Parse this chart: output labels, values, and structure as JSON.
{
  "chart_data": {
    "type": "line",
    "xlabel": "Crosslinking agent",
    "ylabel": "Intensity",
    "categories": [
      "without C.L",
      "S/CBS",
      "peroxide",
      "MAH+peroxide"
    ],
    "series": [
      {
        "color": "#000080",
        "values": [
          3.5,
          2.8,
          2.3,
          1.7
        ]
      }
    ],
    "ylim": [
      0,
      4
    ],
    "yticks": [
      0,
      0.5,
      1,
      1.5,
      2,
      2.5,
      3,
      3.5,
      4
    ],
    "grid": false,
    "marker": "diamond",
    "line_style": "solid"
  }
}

◆ ◆ ◆ ◆ ◆ ◆ ◆

▸ WHAT THE TASK REQUIRES
Using the data above, output each line exactly.

▸ ANSWER TO THIS PROBLEM
Parse this chart: output labels, values, and structure as JSON.
{
  "chart_data": {
    "type": "line",
    "xlabel": "Crosslinking agent",
    "ylabel": "Intensity",
    "categories": [
      "without C.L",
      "S/CBS",
      "peroxide",
      "MAH+peroxide"
    ],
    "series": [
      {
        "color": "#000080",
        "values": [
          3.5,
          2.8,
          2.3,
          1.7
        ]
      }
    ],
    "ylim": [
      0,
      4
    ],
    "yticks": [
      0,
      0.5,
      1,
      1.5,
      2,
      2.5,
      3,
      3.5,
      4
    ],
    "grid": false,
    "marker": "diamond",
    "line_style": "solid"
  }
}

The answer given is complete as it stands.